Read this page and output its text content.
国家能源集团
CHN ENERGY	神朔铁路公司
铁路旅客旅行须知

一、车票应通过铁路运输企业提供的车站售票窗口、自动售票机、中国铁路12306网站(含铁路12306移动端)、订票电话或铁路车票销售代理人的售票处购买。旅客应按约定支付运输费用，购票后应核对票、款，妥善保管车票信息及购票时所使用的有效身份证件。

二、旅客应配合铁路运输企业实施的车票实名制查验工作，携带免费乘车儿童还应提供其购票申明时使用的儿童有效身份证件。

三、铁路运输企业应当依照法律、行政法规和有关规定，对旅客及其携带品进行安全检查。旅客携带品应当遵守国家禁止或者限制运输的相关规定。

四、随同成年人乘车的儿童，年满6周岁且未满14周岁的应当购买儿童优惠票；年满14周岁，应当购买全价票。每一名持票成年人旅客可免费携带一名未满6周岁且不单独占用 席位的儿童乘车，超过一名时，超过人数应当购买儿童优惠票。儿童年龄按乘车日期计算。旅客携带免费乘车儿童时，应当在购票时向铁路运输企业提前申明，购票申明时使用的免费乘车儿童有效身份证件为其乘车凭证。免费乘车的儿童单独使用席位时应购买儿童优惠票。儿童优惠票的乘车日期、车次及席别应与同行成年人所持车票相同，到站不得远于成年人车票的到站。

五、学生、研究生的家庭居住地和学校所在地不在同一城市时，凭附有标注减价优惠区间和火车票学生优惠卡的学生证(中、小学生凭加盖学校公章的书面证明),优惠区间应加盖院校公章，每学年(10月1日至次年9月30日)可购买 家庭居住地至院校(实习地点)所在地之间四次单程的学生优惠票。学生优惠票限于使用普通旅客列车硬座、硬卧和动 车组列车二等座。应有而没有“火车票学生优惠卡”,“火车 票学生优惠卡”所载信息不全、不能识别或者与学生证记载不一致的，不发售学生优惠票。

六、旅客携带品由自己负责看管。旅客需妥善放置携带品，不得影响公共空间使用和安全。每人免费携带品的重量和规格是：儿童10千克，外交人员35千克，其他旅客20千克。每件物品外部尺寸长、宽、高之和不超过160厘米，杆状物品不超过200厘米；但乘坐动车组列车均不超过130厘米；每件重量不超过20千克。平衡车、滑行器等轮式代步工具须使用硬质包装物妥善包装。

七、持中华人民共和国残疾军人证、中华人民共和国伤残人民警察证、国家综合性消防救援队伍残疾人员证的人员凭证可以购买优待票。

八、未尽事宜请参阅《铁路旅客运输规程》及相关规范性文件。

· · · · · · ·

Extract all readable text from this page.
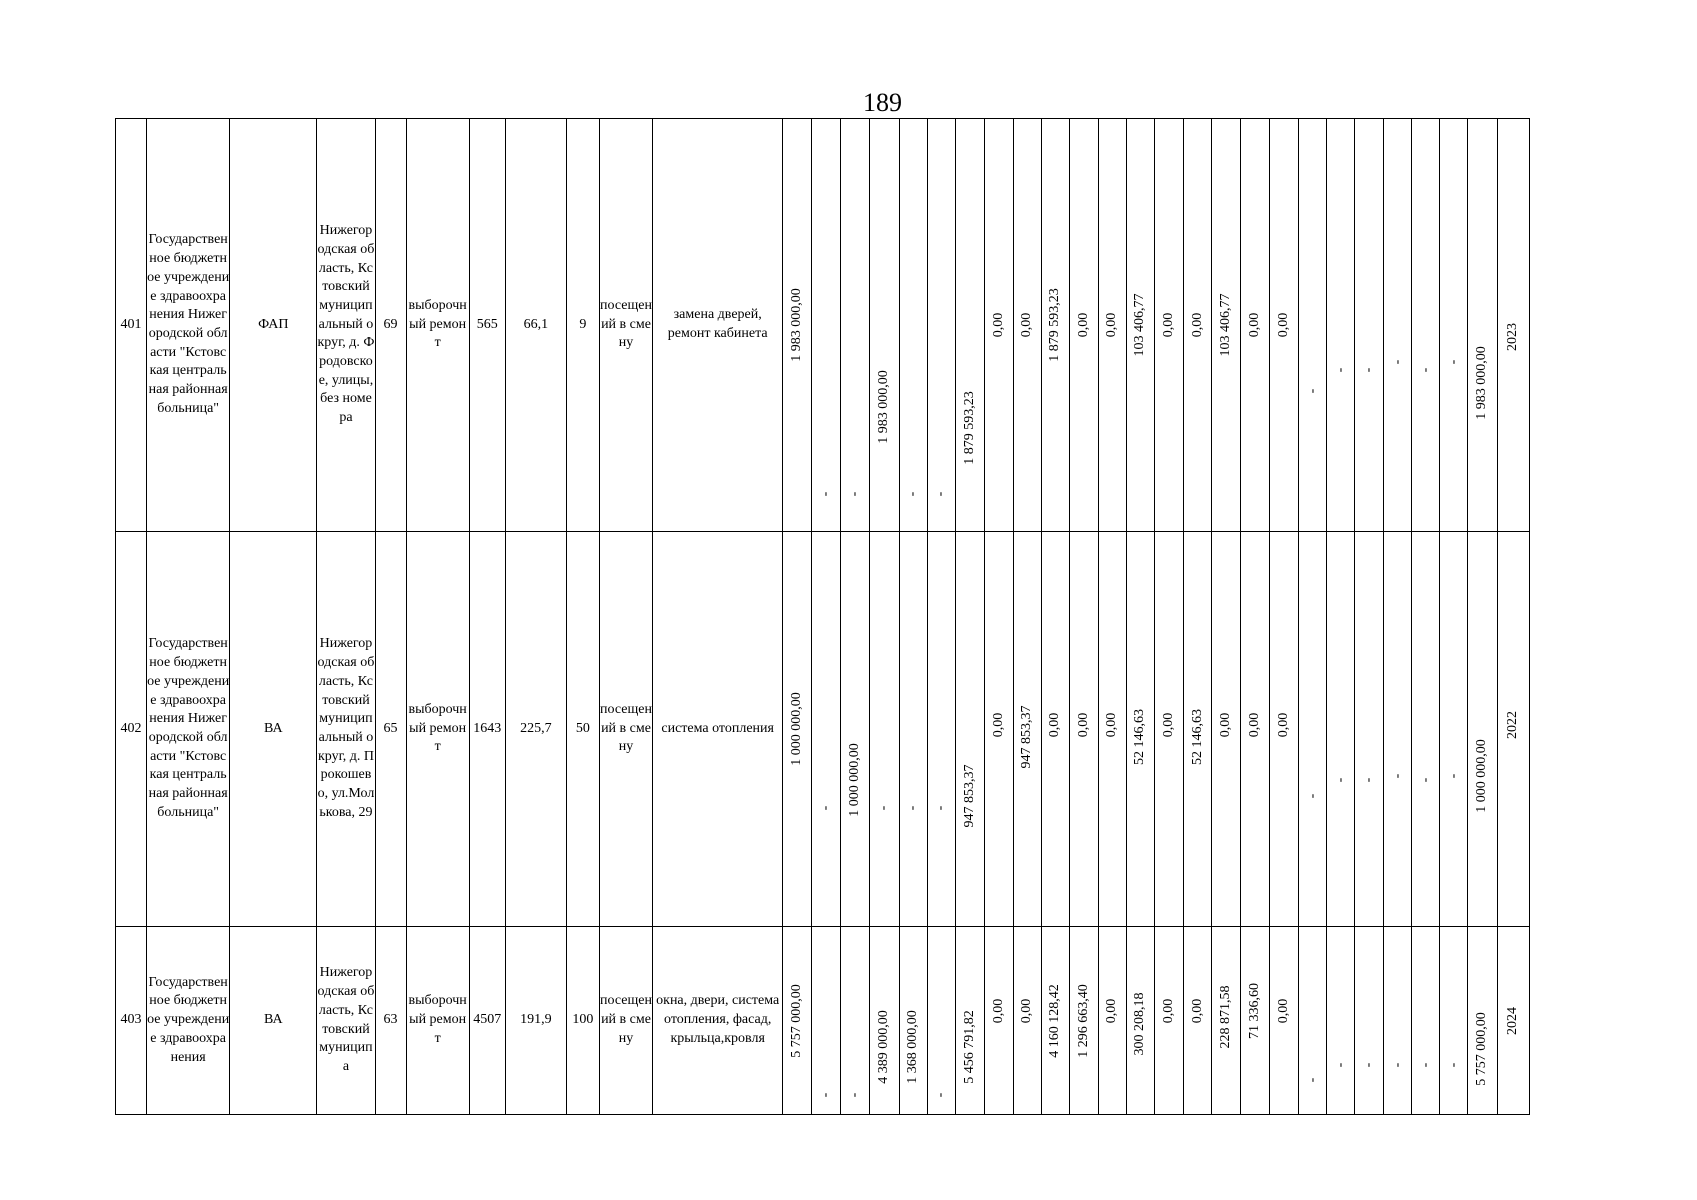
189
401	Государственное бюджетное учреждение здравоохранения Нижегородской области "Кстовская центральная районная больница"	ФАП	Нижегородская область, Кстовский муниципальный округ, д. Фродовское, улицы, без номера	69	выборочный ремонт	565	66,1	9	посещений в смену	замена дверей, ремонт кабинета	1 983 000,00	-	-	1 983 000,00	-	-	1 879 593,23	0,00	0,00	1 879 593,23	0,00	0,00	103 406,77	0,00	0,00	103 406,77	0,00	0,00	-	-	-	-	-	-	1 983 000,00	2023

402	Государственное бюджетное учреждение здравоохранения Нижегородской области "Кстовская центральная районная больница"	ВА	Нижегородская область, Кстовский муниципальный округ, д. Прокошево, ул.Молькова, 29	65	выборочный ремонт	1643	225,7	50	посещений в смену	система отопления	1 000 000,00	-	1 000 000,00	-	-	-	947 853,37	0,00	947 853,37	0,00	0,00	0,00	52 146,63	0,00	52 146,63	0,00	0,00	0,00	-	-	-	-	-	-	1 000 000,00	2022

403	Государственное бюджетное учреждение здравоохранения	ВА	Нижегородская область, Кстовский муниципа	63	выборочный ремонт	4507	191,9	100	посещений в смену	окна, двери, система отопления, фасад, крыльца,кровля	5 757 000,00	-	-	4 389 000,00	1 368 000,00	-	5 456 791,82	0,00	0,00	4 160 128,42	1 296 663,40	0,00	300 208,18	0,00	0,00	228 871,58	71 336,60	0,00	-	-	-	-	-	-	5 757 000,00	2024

· · · · · · ·

Description of the task:
Using the records given above, list every line that includes the word "центральная".

Solution for this problem:
401	Государственное бюджетное учреждение здравоохранения Нижегородской области "Кстовская центральная районная больница"	ФАП	Нижегородская область, Кстовский муниципальный округ, д. Фродовское, улицы, без номера	69	выборочный ремонт	565	66,1	9	посещений в смену	замена дверей, ремонт кабинета	1 983 000,00	-	-	1 983 000,00	-	-	1 879 593,23	0,00	0,00	1 879 593,23	0,00	0,00	103 406,77	0,00	0,00	103 406,77	0,00	0,00	-	-	-	-	-	-	1 983 000,00	2023
402	Государственное бюджетное учреждение здравоохранения Нижегородской области "Кстовская центральная районная больница"	ВА	Нижегородская область, Кстовский муниципальный округ, д. Прокошево, ул.Молькова, 29	65	выборочный ремонт	1643	225,7	50	посещений в смену	система отопления	1 000 000,00	-	1 000 000,00	-	-	-	947 853,37	0,00	947 853,37	0,00	0,00	0,00	52 146,63	0,00	52 146,63	0,00	0,00	0,00	-	-	-	-	-	-	1 000 000,00	2022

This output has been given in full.